(Transcribed document page entries)
------

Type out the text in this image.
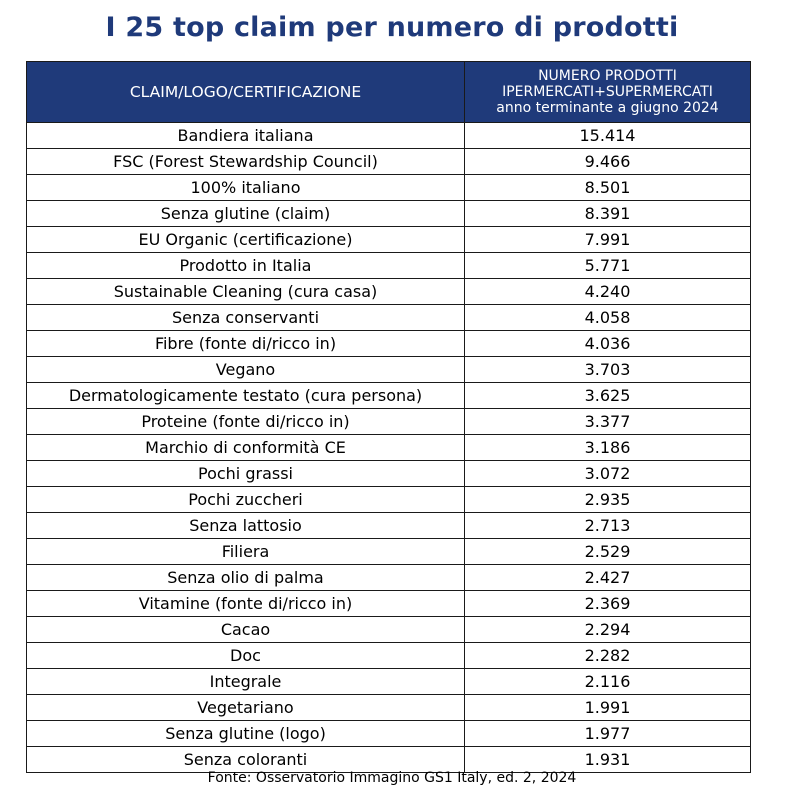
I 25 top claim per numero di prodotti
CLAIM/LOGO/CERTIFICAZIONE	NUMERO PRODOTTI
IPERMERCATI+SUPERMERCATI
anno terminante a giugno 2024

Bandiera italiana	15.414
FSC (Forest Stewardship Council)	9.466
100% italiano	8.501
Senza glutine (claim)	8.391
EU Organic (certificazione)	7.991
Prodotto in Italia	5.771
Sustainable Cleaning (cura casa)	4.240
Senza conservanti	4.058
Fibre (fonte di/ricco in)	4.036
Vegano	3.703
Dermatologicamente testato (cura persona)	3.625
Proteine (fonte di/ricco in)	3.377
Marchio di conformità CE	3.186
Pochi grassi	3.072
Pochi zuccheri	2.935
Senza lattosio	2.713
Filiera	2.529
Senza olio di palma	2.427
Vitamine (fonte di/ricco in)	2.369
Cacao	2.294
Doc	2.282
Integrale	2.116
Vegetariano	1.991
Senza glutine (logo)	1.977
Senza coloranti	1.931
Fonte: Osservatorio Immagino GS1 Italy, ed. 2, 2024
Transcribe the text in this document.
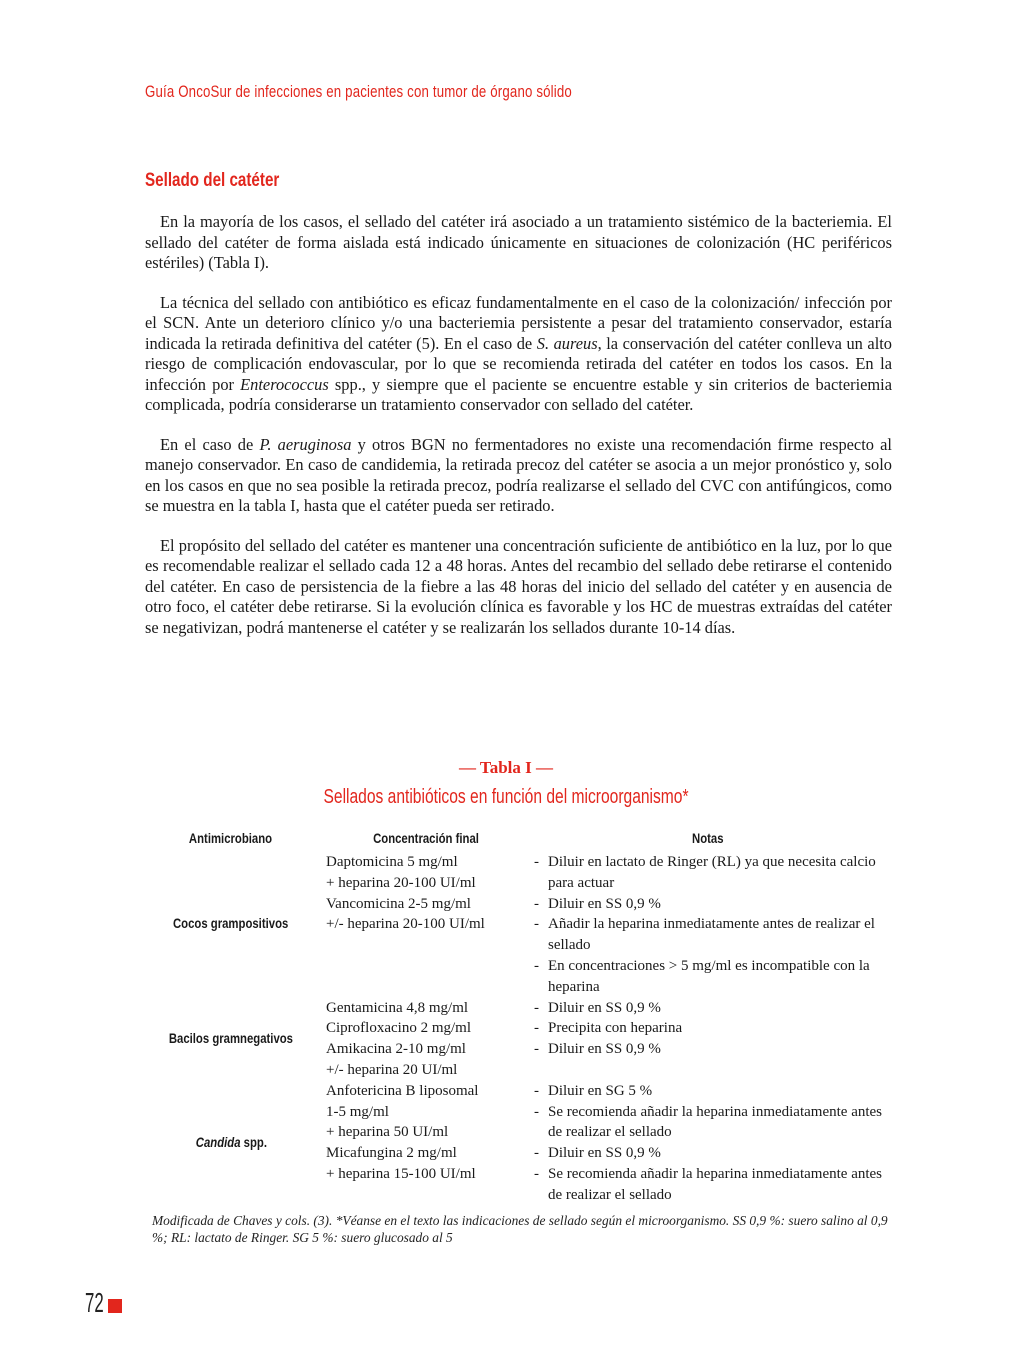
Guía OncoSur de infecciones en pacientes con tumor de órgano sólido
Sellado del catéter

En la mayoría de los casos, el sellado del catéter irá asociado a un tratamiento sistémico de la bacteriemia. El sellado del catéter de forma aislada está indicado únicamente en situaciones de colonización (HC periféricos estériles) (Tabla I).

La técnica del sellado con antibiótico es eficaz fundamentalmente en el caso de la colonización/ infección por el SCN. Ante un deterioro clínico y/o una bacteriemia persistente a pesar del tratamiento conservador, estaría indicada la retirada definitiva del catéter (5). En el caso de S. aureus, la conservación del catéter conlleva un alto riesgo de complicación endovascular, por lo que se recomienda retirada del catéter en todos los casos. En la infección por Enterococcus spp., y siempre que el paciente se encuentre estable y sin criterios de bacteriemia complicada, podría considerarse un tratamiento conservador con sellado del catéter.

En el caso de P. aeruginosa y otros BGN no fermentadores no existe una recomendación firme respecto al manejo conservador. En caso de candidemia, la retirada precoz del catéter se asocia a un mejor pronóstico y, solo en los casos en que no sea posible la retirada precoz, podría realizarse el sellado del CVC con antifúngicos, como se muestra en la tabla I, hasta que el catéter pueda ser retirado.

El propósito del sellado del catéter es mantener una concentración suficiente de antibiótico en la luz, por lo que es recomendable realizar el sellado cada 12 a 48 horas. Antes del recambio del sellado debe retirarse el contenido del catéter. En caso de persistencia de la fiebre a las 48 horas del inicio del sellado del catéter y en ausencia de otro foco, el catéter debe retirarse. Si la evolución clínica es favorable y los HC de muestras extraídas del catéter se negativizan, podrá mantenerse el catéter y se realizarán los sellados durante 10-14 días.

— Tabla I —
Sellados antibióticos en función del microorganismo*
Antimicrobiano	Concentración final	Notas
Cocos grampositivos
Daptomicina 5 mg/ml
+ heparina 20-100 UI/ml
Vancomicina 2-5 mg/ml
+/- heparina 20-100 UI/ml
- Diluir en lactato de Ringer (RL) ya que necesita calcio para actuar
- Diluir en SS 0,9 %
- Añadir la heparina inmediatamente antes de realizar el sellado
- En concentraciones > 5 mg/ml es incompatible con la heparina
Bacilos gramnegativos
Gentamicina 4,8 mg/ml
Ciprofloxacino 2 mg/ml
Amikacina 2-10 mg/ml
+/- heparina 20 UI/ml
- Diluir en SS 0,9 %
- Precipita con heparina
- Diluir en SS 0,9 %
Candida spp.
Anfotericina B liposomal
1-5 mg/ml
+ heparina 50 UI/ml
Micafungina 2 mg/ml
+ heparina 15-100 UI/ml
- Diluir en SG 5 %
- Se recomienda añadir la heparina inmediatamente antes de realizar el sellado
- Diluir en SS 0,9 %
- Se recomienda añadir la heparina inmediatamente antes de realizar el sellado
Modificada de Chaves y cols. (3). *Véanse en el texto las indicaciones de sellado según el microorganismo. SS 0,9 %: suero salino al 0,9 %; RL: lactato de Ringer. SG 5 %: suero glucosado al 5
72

------

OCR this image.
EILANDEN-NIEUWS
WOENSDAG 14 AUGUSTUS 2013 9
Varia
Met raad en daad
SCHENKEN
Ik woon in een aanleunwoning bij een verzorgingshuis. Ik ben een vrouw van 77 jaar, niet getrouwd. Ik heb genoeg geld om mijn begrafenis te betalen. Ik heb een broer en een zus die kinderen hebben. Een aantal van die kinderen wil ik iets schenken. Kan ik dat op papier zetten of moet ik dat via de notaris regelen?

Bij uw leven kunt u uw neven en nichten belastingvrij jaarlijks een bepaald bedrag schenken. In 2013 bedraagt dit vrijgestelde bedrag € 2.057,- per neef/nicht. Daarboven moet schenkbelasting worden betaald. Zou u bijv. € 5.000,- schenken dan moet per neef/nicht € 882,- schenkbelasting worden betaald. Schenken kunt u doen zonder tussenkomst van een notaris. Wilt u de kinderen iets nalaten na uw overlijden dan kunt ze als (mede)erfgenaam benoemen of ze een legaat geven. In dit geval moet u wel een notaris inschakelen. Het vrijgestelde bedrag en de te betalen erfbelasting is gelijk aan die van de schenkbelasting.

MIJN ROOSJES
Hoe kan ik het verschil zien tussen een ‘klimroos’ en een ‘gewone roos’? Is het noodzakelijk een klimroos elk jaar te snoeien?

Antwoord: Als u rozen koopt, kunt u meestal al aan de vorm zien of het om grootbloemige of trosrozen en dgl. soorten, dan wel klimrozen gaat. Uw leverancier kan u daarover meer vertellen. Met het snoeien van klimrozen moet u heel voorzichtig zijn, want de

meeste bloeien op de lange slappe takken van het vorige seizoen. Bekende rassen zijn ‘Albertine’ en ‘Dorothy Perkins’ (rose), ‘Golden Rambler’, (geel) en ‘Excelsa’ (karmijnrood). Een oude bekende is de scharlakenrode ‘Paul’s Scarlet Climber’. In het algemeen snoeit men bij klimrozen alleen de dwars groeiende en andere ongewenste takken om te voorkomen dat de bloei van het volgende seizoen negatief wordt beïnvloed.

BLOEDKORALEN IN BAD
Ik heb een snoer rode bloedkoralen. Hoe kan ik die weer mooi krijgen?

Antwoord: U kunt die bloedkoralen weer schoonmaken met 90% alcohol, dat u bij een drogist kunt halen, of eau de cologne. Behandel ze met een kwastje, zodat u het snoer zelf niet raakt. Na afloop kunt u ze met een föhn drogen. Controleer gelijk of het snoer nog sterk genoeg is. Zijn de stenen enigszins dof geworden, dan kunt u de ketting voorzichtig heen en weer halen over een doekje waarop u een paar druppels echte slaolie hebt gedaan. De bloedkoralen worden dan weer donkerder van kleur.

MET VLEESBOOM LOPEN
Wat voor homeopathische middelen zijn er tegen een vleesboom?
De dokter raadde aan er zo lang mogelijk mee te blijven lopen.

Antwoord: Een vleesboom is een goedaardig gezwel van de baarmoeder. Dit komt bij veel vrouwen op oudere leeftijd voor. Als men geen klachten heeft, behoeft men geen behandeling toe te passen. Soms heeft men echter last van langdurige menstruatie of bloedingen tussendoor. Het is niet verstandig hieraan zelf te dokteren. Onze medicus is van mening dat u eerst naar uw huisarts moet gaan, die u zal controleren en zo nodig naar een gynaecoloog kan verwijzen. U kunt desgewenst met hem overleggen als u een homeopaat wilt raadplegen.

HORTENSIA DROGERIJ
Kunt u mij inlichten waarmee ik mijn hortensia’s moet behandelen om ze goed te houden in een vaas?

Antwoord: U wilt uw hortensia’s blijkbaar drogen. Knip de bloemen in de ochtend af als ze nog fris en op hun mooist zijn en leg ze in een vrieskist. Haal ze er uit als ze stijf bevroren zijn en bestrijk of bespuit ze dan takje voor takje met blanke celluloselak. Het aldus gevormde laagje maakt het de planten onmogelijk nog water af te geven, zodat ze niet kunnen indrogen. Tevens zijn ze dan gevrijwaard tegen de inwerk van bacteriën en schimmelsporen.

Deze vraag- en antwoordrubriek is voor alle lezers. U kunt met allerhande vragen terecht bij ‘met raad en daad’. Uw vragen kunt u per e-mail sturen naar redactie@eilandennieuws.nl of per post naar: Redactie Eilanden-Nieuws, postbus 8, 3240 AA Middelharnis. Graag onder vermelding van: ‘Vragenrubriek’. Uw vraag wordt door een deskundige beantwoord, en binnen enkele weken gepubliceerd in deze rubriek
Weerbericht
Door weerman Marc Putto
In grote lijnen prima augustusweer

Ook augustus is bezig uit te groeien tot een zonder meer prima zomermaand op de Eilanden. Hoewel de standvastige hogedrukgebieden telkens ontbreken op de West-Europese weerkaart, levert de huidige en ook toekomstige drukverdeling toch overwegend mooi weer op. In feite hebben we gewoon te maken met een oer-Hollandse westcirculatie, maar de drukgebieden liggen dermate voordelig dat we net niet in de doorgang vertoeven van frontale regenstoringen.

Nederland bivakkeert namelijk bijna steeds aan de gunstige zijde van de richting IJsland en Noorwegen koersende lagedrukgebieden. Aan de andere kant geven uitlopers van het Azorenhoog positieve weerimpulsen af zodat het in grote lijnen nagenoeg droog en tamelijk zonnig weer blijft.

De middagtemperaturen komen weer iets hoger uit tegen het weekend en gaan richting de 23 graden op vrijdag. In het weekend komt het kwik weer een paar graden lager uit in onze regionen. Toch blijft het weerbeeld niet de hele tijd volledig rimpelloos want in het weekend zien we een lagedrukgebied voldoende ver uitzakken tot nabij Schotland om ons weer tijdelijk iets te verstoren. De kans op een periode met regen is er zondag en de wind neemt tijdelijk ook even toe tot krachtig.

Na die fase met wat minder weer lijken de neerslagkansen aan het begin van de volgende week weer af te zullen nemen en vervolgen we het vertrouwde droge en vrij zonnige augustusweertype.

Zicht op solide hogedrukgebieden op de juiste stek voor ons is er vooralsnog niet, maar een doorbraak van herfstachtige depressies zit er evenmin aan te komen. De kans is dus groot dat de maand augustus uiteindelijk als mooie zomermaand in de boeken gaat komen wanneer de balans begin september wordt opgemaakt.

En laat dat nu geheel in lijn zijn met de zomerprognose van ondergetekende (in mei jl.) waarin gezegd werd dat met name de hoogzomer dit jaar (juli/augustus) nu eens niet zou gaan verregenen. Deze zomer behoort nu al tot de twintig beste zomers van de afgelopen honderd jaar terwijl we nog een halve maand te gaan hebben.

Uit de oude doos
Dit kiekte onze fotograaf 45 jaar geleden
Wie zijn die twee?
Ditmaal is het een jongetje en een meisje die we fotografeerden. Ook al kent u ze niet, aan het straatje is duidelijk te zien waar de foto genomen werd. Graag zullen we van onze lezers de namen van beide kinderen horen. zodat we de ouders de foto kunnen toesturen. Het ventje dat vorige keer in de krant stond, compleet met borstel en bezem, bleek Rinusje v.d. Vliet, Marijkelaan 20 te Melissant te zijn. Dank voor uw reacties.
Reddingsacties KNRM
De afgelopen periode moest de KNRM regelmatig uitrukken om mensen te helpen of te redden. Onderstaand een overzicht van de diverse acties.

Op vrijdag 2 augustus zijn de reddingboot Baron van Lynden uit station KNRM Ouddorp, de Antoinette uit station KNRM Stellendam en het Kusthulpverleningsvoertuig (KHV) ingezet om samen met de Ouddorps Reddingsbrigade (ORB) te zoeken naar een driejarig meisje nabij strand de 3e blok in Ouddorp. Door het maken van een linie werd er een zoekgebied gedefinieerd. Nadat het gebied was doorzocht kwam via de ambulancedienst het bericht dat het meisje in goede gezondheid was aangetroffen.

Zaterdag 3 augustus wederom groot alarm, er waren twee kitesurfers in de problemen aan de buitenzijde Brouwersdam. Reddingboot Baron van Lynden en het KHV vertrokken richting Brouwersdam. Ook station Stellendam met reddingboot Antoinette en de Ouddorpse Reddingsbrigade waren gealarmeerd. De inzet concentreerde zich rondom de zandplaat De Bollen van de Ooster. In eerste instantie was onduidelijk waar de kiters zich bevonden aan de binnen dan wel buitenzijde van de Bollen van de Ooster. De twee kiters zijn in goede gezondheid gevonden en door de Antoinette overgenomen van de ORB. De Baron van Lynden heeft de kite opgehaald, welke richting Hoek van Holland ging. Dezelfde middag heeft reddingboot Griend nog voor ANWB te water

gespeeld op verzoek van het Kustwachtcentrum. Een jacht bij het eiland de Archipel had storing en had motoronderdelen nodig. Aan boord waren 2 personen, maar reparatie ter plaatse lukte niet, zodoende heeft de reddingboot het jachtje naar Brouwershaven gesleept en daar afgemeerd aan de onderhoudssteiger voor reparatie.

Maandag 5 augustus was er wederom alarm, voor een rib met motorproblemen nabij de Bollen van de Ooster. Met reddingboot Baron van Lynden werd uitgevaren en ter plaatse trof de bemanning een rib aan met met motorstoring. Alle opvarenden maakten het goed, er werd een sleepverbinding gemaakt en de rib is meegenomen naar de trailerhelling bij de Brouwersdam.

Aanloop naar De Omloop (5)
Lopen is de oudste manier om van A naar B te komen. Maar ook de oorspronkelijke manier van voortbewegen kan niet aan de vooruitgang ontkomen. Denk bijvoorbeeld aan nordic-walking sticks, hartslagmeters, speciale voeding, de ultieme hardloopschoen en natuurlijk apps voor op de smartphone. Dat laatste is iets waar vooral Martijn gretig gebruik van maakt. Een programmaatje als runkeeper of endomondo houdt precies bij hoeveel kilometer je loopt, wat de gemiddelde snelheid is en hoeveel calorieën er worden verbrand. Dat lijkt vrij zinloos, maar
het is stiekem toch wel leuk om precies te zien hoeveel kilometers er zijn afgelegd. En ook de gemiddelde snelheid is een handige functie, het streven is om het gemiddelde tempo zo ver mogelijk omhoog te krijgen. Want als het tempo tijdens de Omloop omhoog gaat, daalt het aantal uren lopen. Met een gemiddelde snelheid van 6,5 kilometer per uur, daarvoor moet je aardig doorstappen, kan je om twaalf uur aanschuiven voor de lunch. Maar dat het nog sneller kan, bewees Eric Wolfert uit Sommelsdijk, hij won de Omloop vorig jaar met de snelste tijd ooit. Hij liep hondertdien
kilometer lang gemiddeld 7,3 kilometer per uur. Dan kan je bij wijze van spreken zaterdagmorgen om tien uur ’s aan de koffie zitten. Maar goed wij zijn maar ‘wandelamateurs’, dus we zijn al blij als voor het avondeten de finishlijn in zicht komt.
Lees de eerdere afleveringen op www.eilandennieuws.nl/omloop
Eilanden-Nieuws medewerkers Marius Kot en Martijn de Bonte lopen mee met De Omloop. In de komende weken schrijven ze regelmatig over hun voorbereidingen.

------

Identify each line in the records above that contains the word "Senza", and copy it out in full.

**ANSWER SPACE**
Senza glutine (claim)	8.391
Senza conservanti	4.058
Senza lattosio	2.713
Senza olio di palma	2.427
Senza glutine (logo)	1.977
Senza coloranti	1.931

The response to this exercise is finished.